What needs to be done:
The reply must consist of the complete listing, reproduced exactly, with no images included.

Source material:
|---|
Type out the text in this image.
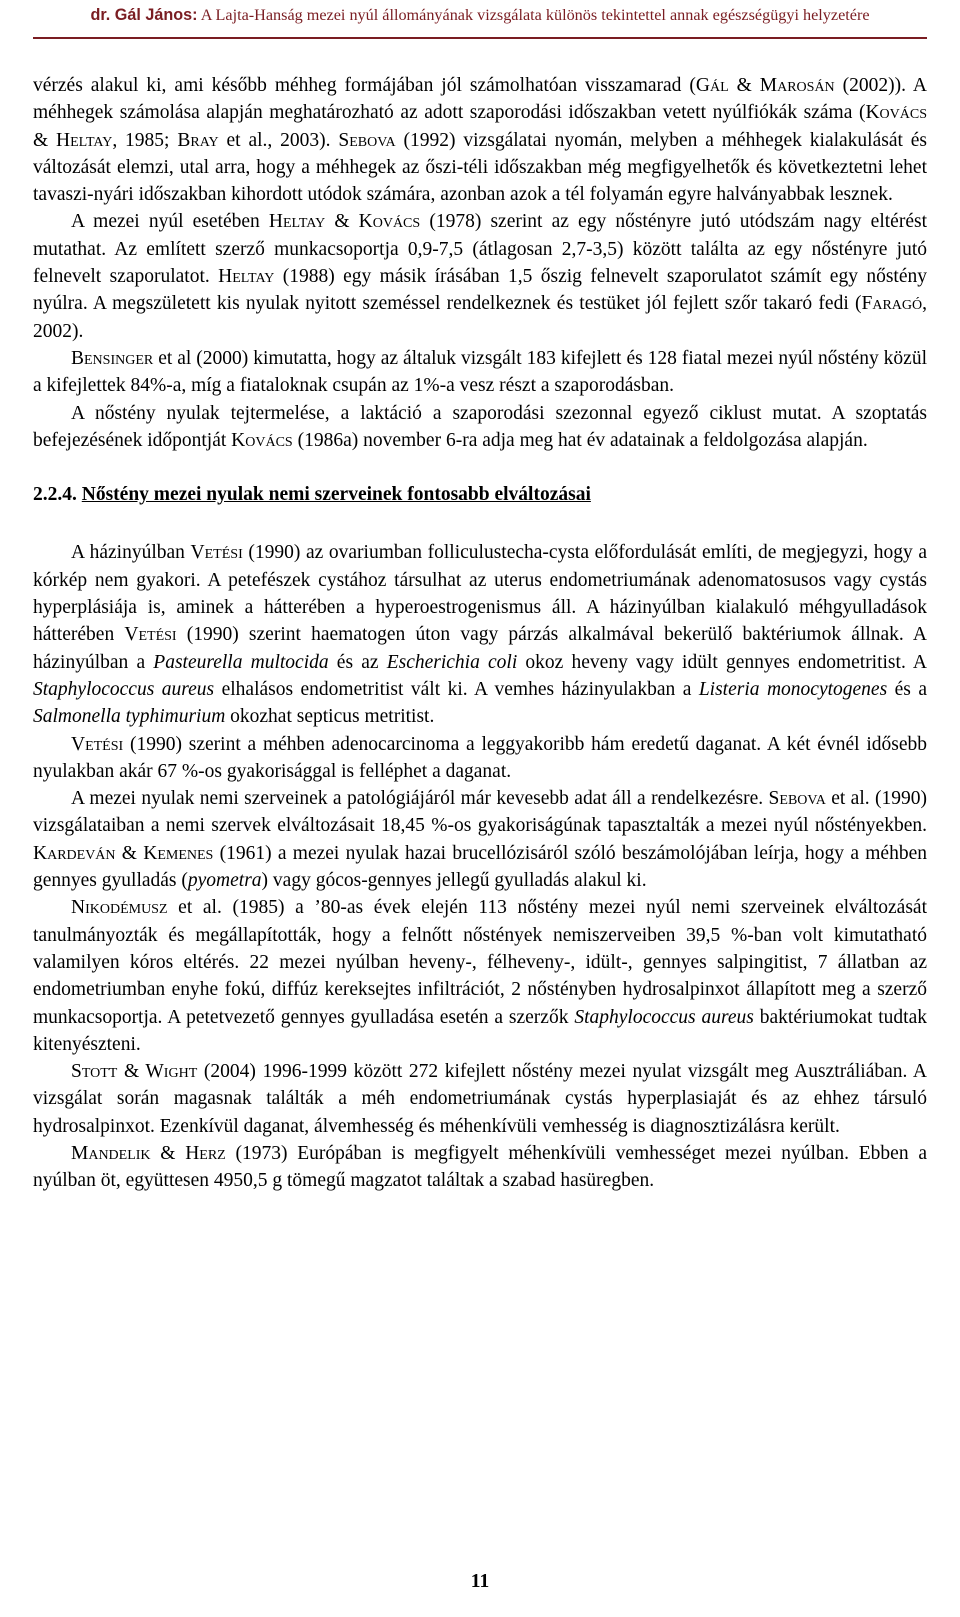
dr. Gál János: A Lajta-Hanság mezei nyúl állományának vizsgálata különös tekintettel annak egészségügyi helyzetére

vérzés alakul ki, ami később méhheg formájában jól számolhatóan visszamarad (Gál & Marosán (2002)). A méhhegek számolása alapján meghatározható az adott szaporodási időszakban vetett nyúlfiókák száma (Kovács & Heltay, 1985; Bray et al., 2003). Sebova (1992) vizsgálatai nyomán, melyben a méhhegek kialakulását és változását elemzi, utal arra, hogy a méhhegek az őszi-téli időszakban még megfigyelhetők és következtetni lehet tavaszi-nyári időszakban kihordott utódok számára, azonban azok a tél folyamán egyre halványabbak lesznek.

A mezei nyúl esetében Heltay & Kovács (1978) szerint az egy nőstényre jutó utódszám nagy eltérést mutathat. Az említett szerző munkacsoportja 0,9-7,5 (átlagosan 2,7-3,5) között találta az egy nőstényre jutó felnevelt szaporulatot. Heltay (1988) egy másik írásában 1,5 őszig felnevelt szaporulatot számít egy nőstény nyúlra. A megszületett kis nyulak nyitott szeméssel rendelkeznek és testüket jól fejlett szőr takaró fedi (Faragó, 2002).

Bensinger et al (2000) kimutatta, hogy az általuk vizsgált 183 kifejlett és 128 fiatal mezei nyúl nőstény közül a kifejlettek 84%-a, míg a fiataloknak csupán az 1%-a vesz részt a szaporodásban.

A nőstény nyulak tejtermelése, a laktáció a szaporodási szezonnal egyező ciklust mutat. A szoptatás befejezésének időpontját Kovács (1986a) november 6-ra adja meg hat év adatainak a feldolgozása alapján.

2.2.4. Nőstény mezei nyulak nemi szerveinek fontosabb elváltozásai

A házinyúlban Vetési (1990) az ovariumban folliculustecha-cysta előfordulását említi, de megjegyzi, hogy a kórkép nem gyakori. A petefészek cystához társulhat az uterus endometriumának adenomatosusos vagy cystás hyperplásiája is, aminek a hátterében a hyperoestrogenismus áll. A házinyúlban kialakuló méhgyulladások hátterében Vetési (1990) szerint haematogen úton vagy párzás alkalmával bekerülő baktériumok állnak. A házinyúlban a Pasteurella multocida és az Escherichia coli okoz heveny vagy idült gennyes endometritist. A Staphylococcus aureus elhalásos endometritist vált ki. A vemhes házinyulakban a Listeria monocytogenes és a Salmonella typhimurium okozhat septicus metritist.

Vetési (1990) szerint a méhben adenocarcinoma a leggyakoribb hám eredetű daganat. A két évnél idősebb nyulakban akár 67 %-os gyakorisággal is felléphet a daganat.

A mezei nyulak nemi szerveinek a patológiájáról már kevesebb adat áll a rendelkezésre. Sebova et al. (1990) vizsgálataiban a nemi szervek elváltozásait 18,45 %-os gyakoriságúnak tapasztalták a mezei nyúl nőstényekben. Kardeván & Kemenes (1961) a mezei nyulak hazai brucellózisáról szóló beszámolójában leírja, hogy a méhben gennyes gyulladás (pyometra) vagy gócos-gennyes jellegű gyulladás alakul ki.

Nikodémusz et al. (1985) a ’80-as évek elején 113 nőstény mezei nyúl nemi szerveinek elváltozását tanulmányozták és megállapították, hogy a felnőtt nőstények nemiszerveiben 39,5 %-ban volt kimutatható valamilyen kóros eltérés. 22 mezei nyúlban heveny-, félheveny-, idült-, gennyes salpingitist, 7 állatban az endometriumban enyhe fokú, diffúz kereksejtes infiltrációt, 2 nőstényben hydrosalpinxot állapított meg a szerző munkacsoportja. A petetvezető gennyes gyulladása esetén a szerzők Staphylococcus aureus baktériumokat tudtak kitenyészteni.

Stott & Wight (2004) 1996-1999 között 272 kifejlett nőstény mezei nyulat vizsgált meg Ausztráliában. A vizsgálat során magasnak találták a méh endometriumának cystás hyperplasiaját és az ehhez társuló hydrosalpinxot. Ezenkívül daganat, álvemhesség és méhenkívüli vemhesség is diagnosztizálásra került.

Mandelik & Herz (1973) Európában is megfigyelt méhenkívüli vemhességet mezei nyúlban. Ebben a nyúlban öt, együttesen 4950,5 g tömegű magzatot találtak a szabad hasüregben.

11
|---|
Expected output:
Type out the text in this image.
dr. Gál János: A Lajta-Hanság mezei nyúl állományának vizsgálata különös tekintettel annak egészségügyi helyzetére

vérzés alakul ki, ami később méhheg formájában jól számolhatóan visszamarad (Gál & Marosán (2002)). A méhhegek számolása alapján meghatározható az adott szaporodási időszakban vetett nyúlfiókák száma (Kovács & Heltay, 1985; Bray et al., 2003). Sebova (1992) vizsgálatai nyomán, melyben a méhhegek kialakulását és változását elemzi, utal arra, hogy a méhhegek az őszi-téli időszakban még megfigyelhetők és következtetni lehet tavaszi-nyári időszakban kihordott utódok számára, azonban azok a tél folyamán egyre halványabbak lesznek.

A mezei nyúl esetében Heltay & Kovács (1978) szerint az egy nőstényre jutó utódszám nagy eltérést mutathat. Az említett szerző munkacsoportja 0,9-7,5 (átlagosan 2,7-3,5) között találta az egy nőstényre jutó felnevelt szaporulatot. Heltay (1988) egy másik írásában 1,5 őszig felnevelt szaporulatot számít egy nőstény nyúlra. A megszületett kis nyulak nyitott szeméssel rendelkeznek és testüket jól fejlett szőr takaró fedi (Faragó, 2002).

Bensinger et al (2000) kimutatta, hogy az általuk vizsgált 183 kifejlett és 128 fiatal mezei nyúl nőstény közül a kifejlettek 84%-a, míg a fiataloknak csupán az 1%-a vesz részt a szaporodásban.

A nőstény nyulak tejtermelése, a laktáció a szaporodási szezonnal egyező ciklust mutat. A szoptatás befejezésének időpontját Kovács (1986a) november 6-ra adja meg hat év adatainak a feldolgozása alapján.

2.2.4. Nőstény mezei nyulak nemi szerveinek fontosabb elváltozásai

A házinyúlban Vetési (1990) az ovariumban folliculustecha-cysta előfordulását említi, de megjegyzi, hogy a kórkép nem gyakori. A petefészek cystához társulhat az uterus endometriumának adenomatosusos vagy cystás hyperplásiája is, aminek a hátterében a hyperoestrogenismus áll. A házinyúlban kialakuló méhgyulladások hátterében Vetési (1990) szerint haematogen úton vagy párzás alkalmával bekerülő baktériumok állnak. A házinyúlban a Pasteurella multocida és az Escherichia coli okoz heveny vagy idült gennyes endometritist. A Staphylococcus aureus elhalásos endometritist vált ki. A vemhes házinyulakban a Listeria monocytogenes és a Salmonella typhimurium okozhat septicus metritist.

Vetési (1990) szerint a méhben adenocarcinoma a leggyakoribb hám eredetű daganat. A két évnél idősebb nyulakban akár 67 %-os gyakorisággal is felléphet a daganat.

A mezei nyulak nemi szerveinek a patológiájáról már kevesebb adat áll a rendelkezésre. Sebova et al. (1990) vizsgálataiban a nemi szervek elváltozásait 18,45 %-os gyakoriságúnak tapasztalták a mezei nyúl nőstényekben. Kardeván & Kemenes (1961) a mezei nyulak hazai brucellózisáról szóló beszámolójában leírja, hogy a méhben gennyes gyulladás (pyometra) vagy gócos-gennyes jellegű gyulladás alakul ki.

Nikodémusz et al. (1985) a ’80-as évek elején 113 nőstény mezei nyúl nemi szerveinek elváltozását tanulmányozták és megállapították, hogy a felnőtt nőstények nemiszerveiben 39,5 %-ban volt kimutatható valamilyen kóros eltérés. 22 mezei nyúlban heveny-, félheveny-, idült-, gennyes salpingitist, 7 állatban az endometriumban enyhe fokú, diffúz kereksejtes infiltrációt, 2 nőstényben hydrosalpinxot állapított meg a szerző munkacsoportja. A petetvezető gennyes gyulladása esetén a szerzők Staphylococcus aureus baktériumokat tudtak kitenyészteni.

Stott & Wight (2004) 1996-1999 között 272 kifejlett nőstény mezei nyulat vizsgált meg Ausztráliában. A vizsgálat során magasnak találták a méh endometriumának cystás hyperplasiaját és az ehhez társuló hydrosalpinxot. Ezenkívül daganat, álvemhesség és méhenkívüli vemhesség is diagnosztizálásra került.

Mandelik & Herz (1973) Európában is megfigyelt méhenkívüli vemhességet mezei nyúlban. Ebben a nyúlban öt, együttesen 4950,5 g tömegű magzatot találtak a szabad hasüregben.

11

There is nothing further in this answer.